══ WORKING DATA ══

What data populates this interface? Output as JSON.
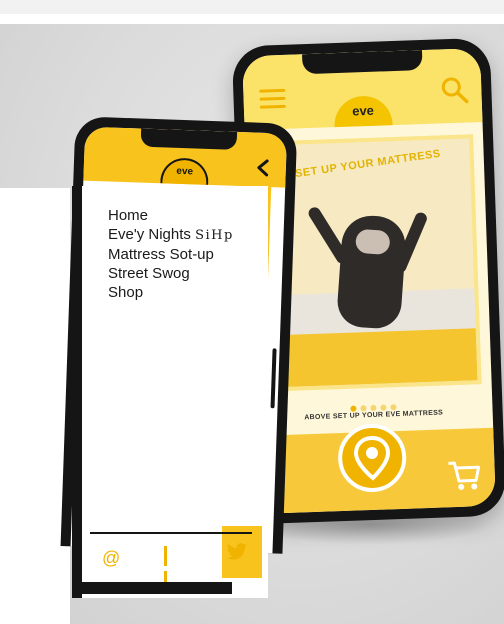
{
  "back_phone": {
    "logo_text": "eve",
    "hero_title": "SET UP YOUR MATTRESS",
    "caption": "ABOVE SET UP YOUR EVE MATTRESS",
    "carousel": {
      "total": 5,
      "active_index": 0
    }
  },
  "front_phone": {
    "logo_text": "eve",
    "back_glyph": "<"
  },
  "menu": {
    "items": [
      {
        "label": "Home"
      },
      {
        "label": "Eve'y Nights",
        "suffix": "SiHp"
      },
      {
        "label": "Mattress Sot-up"
      },
      {
        "label": "Street Swog"
      },
      {
        "label": "Shop"
      }
    ]
  },
  "social": {
    "at_glyph": "@",
    "icons": [
      "at-icon",
      "pause-icon",
      "twitter-icon"
    ]
  },
  "colors": {
    "brand_yellow": "#f7c31c",
    "accent_yellow": "#f0b400",
    "frame_black": "#151515"
  }
}
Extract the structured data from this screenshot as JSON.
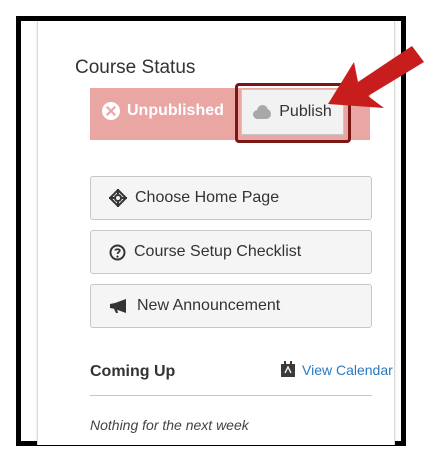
{
  "course_status": {
    "title": "Course Status",
    "unpublished_label": "Unpublished",
    "publish_label": "Publish"
  },
  "actions": {
    "home_page": "Choose Home Page",
    "setup_checklist": "Course Setup Checklist",
    "new_announcement": "New Announcement"
  },
  "coming_up": {
    "title": "Coming Up",
    "view_calendar": "View Calendar",
    "empty_message": "Nothing for the next week"
  },
  "colors": {
    "unpublished_bg": "#e9a6a3",
    "highlight_outline": "#7a1616",
    "arrow": "#c81d1d",
    "link": "#2a7abf"
  },
  "icons": {
    "unpublished": "x-circle-icon",
    "publish": "cloud-icon",
    "home_page": "crosshair-icon",
    "setup_checklist": "question-circle-icon",
    "new_announcement": "megaphone-icon",
    "calendar": "calendar-icon"
  }
}
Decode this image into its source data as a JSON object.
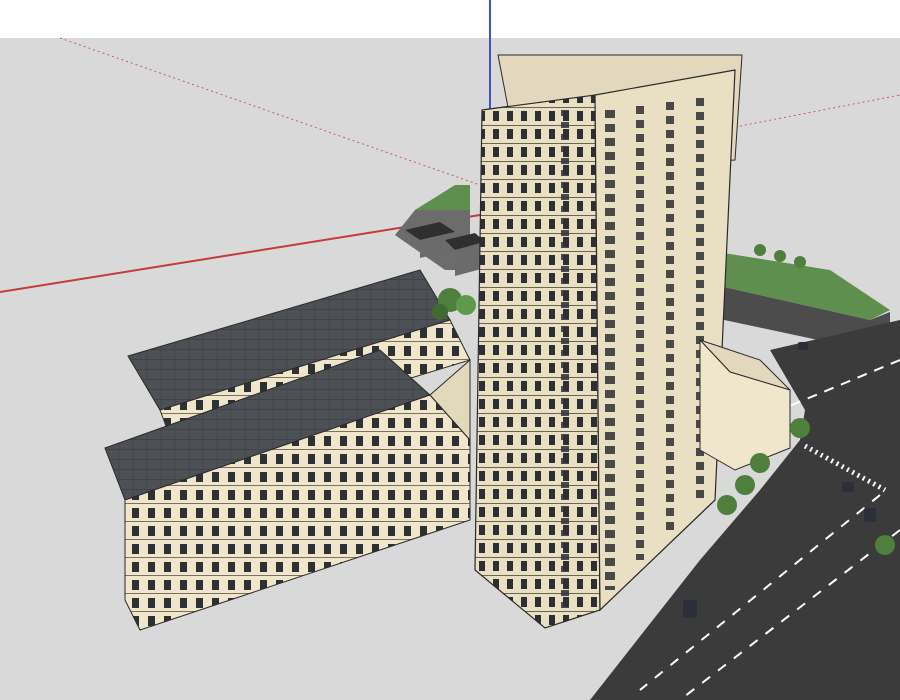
{
  "window": {
    "title": ""
  },
  "viewport": {
    "label": "",
    "background": "#dcdcdc",
    "sky": "#ffffff",
    "ground": "#d9d9d9"
  },
  "axes": {
    "blue": "#3f51c9",
    "red": "#c53a3a",
    "green": "#4f9b4f"
  },
  "model": {
    "tower": {
      "name": "",
      "facade_color": "#e9e0c4",
      "line_color": "#3a3a3a"
    },
    "lowrise": {
      "name": "",
      "roof_color": "#4d5156",
      "facade_color": "#efe6cc"
    },
    "pavilion": {
      "name": "",
      "color": "#e3d8bd"
    },
    "road": {
      "color": "#3b3b3b",
      "marking": "#ffffff"
    },
    "lawn": {
      "color": "#5f8f4f"
    },
    "trees": {
      "color": "#4e7f3d"
    }
  }
}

═══

§ REQUIRED TASK
Your task is to transcribe all of the records precisely, with no images included.

§ RESPONSE TO THE EXERCISE
What data populates this interface? Output as JSON.
{
  "back_phone": {
    "logo_text": "eve",
    "hero_title": "SET UP YOUR MATTRESS",
    "caption": "ABOVE SET UP YOUR EVE MATTRESS",
    "carousel": {
      "total": 5,
      "active_index": 0
    }
  },
  "front_phone": {
    "logo_text": "eve",
    "back_glyph": "<"
  },
  "menu": {
    "items": [
      {
        "label": "Home"
      },
      {
        "label": "Eve'y Nights",
        "suffix": "SiHp"
      },
      {
        "label": "Mattress Sot-up"
      },
      {
        "label": "Street Swog"
      },
      {
        "label": "Shop"
      }
    ]
  },
  "social": {
    "at_glyph": "@",
    "icons": [
      "at-icon",
      "pause-icon",
      "twitter-icon"
    ]
  },
  "colors": {
    "brand_yellow": "#f7c31c",
    "accent_yellow": "#f0b400",
    "frame_black": "#151515"
  }
}
Extract the structured data from this screenshot as JSON.
{
  "course_status": {
    "title": "Course Status",
    "unpublished_label": "Unpublished",
    "publish_label": "Publish"
  },
  "actions": {
    "home_page": "Choose Home Page",
    "setup_checklist": "Course Setup Checklist",
    "new_announcement": "New Announcement"
  },
  "coming_up": {
    "title": "Coming Up",
    "view_calendar": "View Calendar",
    "empty_message": "Nothing for the next week"
  },
  "colors": {
    "unpublished_bg": "#e9a6a3",
    "highlight_outline": "#7a1616",
    "arrow": "#c81d1d",
    "link": "#2a7abf"
  },
  "icons": {
    "unpublished": "x-circle-icon",
    "publish": "cloud-icon",
    "home_page": "crosshair-icon",
    "setup_checklist": "question-circle-icon",
    "new_announcement": "megaphone-icon",
    "calendar": "calendar-icon"
  }
}
Decode this image into its source data as a JSON object.
{
  "window": {
    "title": ""
  },
  "viewport": {
    "label": "",
    "background": "#dcdcdc",
    "sky": "#ffffff",
    "ground": "#d9d9d9"
  },
  "axes": {
    "blue": "#3f51c9",
    "red": "#c53a3a",
    "green": "#4f9b4f"
  },
  "model": {
    "tower": {
      "name": "",
      "facade_color": "#e9e0c4",
      "line_color": "#3a3a3a"
    },
    "lowrise": {
      "name": "",
      "roof_color": "#4d5156",
      "facade_color": "#efe6cc"
    },
    "pavilion": {
      "name": "",
      "color": "#e3d8bd"
    },
    "road": {
      "color": "#3b3b3b",
      "marking": "#ffffff"
    },
    "lawn": {
      "color": "#5f8f4f"
    },
    "trees": {
      "color": "#4e7f3d"
    }
  }
}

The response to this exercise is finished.